◆ EXERCISE TASK:
Where a line of the listing below includes the word "Verantwortlicher", reproduce that line.

◆ MATERIAL SUPPLIED:

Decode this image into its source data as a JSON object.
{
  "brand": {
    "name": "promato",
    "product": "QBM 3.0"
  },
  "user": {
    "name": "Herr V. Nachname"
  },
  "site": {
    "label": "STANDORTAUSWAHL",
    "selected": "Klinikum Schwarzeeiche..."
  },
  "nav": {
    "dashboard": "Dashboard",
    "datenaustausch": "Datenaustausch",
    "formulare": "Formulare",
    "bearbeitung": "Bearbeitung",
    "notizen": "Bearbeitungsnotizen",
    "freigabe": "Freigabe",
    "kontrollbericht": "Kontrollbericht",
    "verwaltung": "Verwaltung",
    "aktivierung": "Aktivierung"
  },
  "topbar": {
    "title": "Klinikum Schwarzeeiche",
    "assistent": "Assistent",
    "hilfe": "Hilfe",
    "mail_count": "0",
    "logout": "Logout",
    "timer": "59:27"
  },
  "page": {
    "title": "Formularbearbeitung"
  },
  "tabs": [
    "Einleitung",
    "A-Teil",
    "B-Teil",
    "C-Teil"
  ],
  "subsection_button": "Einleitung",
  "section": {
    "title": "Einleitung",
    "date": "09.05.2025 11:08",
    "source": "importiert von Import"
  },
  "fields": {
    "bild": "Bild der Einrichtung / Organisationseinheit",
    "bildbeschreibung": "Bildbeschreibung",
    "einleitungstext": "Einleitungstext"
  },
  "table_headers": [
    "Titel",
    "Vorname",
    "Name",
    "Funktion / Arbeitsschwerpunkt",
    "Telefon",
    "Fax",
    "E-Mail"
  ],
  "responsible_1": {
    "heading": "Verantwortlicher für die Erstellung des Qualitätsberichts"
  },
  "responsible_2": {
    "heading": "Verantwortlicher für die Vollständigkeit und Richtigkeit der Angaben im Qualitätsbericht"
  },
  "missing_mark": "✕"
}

◆ EXERCISE OUTPUT:
    "heading": "Verantwortlicher für die Erstellung des Qualitätsberichts"
    "heading": "Verantwortlicher für die Vollständigkeit und Richtigkeit der Angaben im Qualitätsbericht"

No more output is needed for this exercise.